■ Directive
Can you copy everything from the start of the items down through the line containing "point-marker xyxy=(1565,1490,1575,1500)", both ends included, with each line reproduced unchanged?

─── Data rows ───

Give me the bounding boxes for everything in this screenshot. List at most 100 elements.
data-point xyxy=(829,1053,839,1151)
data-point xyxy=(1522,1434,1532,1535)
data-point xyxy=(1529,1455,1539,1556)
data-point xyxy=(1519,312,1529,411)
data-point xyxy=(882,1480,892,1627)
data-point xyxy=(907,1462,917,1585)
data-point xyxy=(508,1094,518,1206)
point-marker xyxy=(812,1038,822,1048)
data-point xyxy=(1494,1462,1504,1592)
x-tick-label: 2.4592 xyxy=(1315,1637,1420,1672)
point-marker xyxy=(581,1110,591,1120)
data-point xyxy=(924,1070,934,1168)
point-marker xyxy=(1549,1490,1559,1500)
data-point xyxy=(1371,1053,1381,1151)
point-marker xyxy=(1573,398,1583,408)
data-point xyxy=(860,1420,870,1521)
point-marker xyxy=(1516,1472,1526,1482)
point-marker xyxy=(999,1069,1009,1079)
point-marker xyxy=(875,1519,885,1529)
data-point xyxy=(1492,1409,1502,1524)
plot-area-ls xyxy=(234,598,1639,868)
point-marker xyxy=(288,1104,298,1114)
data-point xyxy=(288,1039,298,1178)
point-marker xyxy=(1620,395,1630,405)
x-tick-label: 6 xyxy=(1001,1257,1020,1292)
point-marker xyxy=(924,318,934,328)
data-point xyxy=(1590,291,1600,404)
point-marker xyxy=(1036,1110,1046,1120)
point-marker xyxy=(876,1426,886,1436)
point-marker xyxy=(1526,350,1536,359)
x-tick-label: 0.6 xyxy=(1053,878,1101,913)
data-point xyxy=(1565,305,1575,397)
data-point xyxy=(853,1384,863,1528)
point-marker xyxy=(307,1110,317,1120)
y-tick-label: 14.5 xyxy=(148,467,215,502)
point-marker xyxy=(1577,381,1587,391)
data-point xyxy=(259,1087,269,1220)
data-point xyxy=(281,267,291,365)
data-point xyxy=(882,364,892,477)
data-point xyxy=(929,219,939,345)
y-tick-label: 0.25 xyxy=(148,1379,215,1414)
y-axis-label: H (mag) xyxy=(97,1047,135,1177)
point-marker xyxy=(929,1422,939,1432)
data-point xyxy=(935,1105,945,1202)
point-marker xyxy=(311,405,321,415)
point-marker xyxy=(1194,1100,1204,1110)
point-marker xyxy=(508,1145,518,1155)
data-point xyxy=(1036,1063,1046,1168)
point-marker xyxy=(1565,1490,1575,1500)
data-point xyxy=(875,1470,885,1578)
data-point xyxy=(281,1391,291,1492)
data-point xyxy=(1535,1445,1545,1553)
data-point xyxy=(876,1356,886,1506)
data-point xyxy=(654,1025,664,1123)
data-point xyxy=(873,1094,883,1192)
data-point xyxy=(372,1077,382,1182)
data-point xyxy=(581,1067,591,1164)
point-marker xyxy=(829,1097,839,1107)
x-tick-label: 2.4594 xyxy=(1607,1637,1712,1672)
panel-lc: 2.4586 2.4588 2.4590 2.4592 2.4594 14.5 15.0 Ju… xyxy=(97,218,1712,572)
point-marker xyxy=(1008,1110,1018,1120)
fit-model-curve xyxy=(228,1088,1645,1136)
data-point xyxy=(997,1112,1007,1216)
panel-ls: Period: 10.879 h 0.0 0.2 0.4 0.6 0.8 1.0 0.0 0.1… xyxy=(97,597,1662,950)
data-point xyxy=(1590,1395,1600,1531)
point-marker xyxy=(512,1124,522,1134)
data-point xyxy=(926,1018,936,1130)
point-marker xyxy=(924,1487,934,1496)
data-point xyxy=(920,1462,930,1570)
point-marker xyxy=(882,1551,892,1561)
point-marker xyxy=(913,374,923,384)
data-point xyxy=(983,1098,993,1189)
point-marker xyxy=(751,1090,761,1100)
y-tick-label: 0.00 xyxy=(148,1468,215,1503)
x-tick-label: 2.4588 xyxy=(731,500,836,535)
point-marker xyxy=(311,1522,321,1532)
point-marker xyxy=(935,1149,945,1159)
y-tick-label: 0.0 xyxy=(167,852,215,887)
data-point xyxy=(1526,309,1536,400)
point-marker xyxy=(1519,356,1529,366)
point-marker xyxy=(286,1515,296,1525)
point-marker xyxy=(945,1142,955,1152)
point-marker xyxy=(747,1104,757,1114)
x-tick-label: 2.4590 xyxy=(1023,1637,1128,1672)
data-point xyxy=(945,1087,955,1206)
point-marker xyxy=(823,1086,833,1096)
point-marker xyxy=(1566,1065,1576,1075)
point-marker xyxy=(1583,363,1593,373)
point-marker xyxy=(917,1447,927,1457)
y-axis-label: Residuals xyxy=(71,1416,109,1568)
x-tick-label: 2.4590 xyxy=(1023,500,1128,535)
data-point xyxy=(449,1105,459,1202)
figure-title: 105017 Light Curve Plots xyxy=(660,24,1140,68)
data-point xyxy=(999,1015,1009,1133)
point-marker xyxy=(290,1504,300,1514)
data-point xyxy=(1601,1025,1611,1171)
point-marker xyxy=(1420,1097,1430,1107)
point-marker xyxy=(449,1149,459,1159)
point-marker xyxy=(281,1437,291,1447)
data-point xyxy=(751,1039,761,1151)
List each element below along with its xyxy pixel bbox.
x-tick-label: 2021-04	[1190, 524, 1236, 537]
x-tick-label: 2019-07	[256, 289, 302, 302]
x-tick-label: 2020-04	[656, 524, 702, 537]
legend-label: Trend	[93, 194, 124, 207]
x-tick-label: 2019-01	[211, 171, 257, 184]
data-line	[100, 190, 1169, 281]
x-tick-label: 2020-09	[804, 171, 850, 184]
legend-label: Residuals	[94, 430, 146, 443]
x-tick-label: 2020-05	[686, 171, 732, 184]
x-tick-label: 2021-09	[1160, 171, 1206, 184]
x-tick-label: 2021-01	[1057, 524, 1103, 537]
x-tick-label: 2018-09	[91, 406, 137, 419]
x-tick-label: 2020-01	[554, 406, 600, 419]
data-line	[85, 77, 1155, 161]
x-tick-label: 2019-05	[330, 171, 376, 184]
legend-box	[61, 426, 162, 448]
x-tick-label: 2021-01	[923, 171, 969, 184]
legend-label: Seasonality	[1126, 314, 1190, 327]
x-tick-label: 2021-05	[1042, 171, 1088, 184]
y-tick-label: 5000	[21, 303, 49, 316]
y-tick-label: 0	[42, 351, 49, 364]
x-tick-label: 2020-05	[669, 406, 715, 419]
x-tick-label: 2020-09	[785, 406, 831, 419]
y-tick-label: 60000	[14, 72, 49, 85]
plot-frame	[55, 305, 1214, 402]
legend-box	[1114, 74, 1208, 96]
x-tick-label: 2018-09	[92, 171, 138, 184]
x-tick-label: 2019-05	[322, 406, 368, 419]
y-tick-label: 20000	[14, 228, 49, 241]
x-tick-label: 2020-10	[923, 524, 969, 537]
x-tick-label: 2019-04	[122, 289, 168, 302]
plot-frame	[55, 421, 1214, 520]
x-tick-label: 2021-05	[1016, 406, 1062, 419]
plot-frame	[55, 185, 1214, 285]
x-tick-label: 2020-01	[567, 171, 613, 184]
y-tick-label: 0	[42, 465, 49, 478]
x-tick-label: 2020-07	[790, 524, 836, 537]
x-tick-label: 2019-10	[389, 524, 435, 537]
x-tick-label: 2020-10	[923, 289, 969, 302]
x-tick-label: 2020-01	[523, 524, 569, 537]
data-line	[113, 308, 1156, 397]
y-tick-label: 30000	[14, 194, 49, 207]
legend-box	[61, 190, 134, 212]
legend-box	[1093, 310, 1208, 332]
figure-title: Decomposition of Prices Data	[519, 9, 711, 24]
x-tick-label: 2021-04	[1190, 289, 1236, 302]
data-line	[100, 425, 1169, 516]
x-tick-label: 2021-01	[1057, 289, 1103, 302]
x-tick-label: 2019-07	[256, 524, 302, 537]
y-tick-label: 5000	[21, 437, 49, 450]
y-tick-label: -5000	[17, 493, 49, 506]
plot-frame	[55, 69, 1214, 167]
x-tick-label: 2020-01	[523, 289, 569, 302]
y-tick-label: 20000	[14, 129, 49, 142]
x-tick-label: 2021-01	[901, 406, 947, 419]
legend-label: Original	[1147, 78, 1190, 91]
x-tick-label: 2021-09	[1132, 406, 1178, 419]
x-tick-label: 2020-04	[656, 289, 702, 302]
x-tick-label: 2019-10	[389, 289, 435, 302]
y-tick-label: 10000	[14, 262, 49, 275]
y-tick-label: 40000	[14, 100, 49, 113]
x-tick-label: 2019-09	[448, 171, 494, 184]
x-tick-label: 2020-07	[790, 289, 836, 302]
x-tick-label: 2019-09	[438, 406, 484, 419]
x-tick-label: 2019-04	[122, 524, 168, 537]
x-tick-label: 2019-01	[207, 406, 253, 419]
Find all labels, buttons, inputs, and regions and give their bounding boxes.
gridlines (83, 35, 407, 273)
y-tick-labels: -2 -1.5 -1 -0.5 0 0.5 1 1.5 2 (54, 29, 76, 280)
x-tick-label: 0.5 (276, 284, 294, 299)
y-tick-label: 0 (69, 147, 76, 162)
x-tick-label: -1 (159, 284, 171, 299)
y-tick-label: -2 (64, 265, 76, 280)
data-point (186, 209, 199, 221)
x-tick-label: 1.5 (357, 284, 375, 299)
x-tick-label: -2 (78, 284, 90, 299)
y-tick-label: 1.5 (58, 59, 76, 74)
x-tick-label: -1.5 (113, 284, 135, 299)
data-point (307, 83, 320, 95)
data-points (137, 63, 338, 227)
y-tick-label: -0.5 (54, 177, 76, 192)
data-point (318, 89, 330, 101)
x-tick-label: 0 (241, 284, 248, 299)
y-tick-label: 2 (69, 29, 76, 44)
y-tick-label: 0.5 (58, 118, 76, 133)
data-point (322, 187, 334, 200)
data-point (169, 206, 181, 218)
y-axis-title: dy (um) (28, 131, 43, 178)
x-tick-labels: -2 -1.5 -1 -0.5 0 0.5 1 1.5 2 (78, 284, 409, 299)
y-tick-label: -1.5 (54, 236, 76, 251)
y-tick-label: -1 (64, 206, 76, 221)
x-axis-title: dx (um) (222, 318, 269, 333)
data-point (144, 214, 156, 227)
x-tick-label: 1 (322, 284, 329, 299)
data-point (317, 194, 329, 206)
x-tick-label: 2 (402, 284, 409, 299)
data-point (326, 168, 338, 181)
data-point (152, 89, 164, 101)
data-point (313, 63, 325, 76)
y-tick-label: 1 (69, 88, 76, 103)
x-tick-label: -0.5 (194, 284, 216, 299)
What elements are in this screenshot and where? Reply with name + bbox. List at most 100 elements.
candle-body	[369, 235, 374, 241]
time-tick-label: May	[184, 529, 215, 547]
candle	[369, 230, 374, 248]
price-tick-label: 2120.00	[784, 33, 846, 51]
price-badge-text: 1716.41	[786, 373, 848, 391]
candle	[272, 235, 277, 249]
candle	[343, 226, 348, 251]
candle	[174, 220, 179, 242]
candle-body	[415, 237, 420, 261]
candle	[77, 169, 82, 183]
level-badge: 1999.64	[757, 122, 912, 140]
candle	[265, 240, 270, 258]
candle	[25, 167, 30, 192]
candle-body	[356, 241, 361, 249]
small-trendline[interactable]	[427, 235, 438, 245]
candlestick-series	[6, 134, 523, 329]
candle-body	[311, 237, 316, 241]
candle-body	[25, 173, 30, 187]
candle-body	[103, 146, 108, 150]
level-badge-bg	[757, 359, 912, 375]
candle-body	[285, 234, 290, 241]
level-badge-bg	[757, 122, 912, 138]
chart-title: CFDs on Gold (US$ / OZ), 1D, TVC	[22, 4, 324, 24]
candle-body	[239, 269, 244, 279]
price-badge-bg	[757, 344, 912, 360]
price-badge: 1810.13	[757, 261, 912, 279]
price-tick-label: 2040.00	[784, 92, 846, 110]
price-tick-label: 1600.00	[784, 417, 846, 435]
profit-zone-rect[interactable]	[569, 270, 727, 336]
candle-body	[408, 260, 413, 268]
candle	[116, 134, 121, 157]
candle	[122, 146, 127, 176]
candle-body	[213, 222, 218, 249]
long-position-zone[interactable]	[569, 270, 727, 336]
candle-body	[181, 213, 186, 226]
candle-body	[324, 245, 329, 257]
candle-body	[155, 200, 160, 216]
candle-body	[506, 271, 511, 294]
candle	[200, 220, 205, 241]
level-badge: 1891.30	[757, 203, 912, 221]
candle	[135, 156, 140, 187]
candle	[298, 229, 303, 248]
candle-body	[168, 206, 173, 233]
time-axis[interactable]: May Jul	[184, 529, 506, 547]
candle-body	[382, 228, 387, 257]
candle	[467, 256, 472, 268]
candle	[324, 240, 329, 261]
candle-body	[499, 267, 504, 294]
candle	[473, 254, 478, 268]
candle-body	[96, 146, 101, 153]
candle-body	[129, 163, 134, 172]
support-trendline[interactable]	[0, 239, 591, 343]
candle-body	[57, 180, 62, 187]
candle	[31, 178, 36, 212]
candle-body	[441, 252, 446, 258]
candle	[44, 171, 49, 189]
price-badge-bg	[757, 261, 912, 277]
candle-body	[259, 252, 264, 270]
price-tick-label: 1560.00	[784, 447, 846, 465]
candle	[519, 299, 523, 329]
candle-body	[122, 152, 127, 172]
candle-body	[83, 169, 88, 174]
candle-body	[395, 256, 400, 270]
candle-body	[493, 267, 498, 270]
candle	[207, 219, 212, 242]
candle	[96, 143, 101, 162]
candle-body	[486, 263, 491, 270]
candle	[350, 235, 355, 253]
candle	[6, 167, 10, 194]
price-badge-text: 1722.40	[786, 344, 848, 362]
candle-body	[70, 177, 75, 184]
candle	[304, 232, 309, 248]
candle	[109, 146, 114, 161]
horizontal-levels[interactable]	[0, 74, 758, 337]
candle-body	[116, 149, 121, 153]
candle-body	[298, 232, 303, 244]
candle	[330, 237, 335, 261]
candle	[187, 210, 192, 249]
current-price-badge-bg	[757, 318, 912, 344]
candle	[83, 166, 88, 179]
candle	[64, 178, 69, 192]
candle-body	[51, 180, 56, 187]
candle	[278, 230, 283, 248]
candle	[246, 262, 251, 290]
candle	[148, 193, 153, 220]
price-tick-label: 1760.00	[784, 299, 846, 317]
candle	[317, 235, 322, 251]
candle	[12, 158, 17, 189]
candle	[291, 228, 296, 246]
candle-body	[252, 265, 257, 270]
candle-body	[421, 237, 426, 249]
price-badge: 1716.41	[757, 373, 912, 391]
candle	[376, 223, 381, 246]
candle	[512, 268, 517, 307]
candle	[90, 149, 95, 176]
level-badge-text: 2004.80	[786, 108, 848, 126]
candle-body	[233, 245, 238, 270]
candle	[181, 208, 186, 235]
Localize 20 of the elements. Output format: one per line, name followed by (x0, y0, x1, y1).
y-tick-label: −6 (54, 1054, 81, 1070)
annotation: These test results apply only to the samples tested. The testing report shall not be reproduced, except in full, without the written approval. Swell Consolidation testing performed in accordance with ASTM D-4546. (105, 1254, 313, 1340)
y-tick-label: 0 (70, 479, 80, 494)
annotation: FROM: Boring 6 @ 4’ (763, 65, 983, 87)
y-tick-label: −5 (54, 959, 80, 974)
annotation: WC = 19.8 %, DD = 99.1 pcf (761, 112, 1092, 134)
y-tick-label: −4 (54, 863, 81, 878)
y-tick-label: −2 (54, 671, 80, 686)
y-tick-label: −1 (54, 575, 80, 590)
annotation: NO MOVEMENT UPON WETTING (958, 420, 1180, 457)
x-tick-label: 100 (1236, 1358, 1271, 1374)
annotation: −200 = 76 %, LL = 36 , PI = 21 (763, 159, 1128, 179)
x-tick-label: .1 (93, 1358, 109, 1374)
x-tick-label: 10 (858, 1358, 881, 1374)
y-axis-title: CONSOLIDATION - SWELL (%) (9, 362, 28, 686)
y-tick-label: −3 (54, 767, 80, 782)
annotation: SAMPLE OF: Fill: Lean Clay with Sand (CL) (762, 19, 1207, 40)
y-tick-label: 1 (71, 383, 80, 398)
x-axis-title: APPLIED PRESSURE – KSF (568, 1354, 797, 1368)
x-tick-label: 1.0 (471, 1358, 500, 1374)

───

■ Answer below
Give me the bounding boxes for everything in this screenshot. List at most 100 elements.
data-point xyxy=(829,1053,839,1151)
data-point xyxy=(1522,1434,1532,1535)
data-point xyxy=(1529,1455,1539,1556)
data-point xyxy=(1519,312,1529,411)
data-point xyxy=(882,1480,892,1627)
data-point xyxy=(907,1462,917,1585)
data-point xyxy=(508,1094,518,1206)
point-marker xyxy=(812,1038,822,1048)
data-point xyxy=(1494,1462,1504,1592)
x-tick-label: 2.4592 xyxy=(1315,1637,1420,1672)
point-marker xyxy=(581,1110,591,1120)
data-point xyxy=(924,1070,934,1168)
point-marker xyxy=(1549,1490,1559,1500)
data-point xyxy=(1371,1053,1381,1151)
point-marker xyxy=(1573,398,1583,408)
data-point xyxy=(860,1420,870,1521)
point-marker xyxy=(1516,1472,1526,1482)
point-marker xyxy=(999,1069,1009,1079)
point-marker xyxy=(875,1519,885,1529)
data-point xyxy=(1492,1409,1502,1524)
plot-area-ls xyxy=(234,598,1639,868)
point-marker xyxy=(288,1104,298,1114)
data-point xyxy=(288,1039,298,1178)
point-marker xyxy=(1620,395,1630,405)
x-tick-label: 6 xyxy=(1001,1257,1020,1292)
point-marker xyxy=(924,318,934,328)
data-point xyxy=(1590,291,1600,404)
point-marker xyxy=(1036,1110,1046,1120)
point-marker xyxy=(876,1426,886,1436)
point-marker xyxy=(1526,350,1536,359)
x-tick-label: 0.6 xyxy=(1053,878,1101,913)
data-point xyxy=(1565,305,1575,397)
data-point xyxy=(853,1384,863,1528)
point-marker xyxy=(307,1110,317,1120)
y-tick-label: 14.5 xyxy=(148,467,215,502)
point-marker xyxy=(1577,381,1587,391)
data-point xyxy=(259,1087,269,1220)
data-point xyxy=(281,267,291,365)
data-point xyxy=(882,364,892,477)
data-point xyxy=(929,219,939,345)
y-tick-label: 0.25 xyxy=(148,1379,215,1414)
y-axis-label: H (mag) xyxy=(97,1047,135,1177)
point-marker xyxy=(929,1422,939,1432)
data-point xyxy=(935,1105,945,1202)
point-marker xyxy=(311,405,321,415)
point-marker xyxy=(1194,1100,1204,1110)
point-marker xyxy=(508,1145,518,1155)
data-point xyxy=(1036,1063,1046,1168)
point-marker xyxy=(1565,1490,1575,1500)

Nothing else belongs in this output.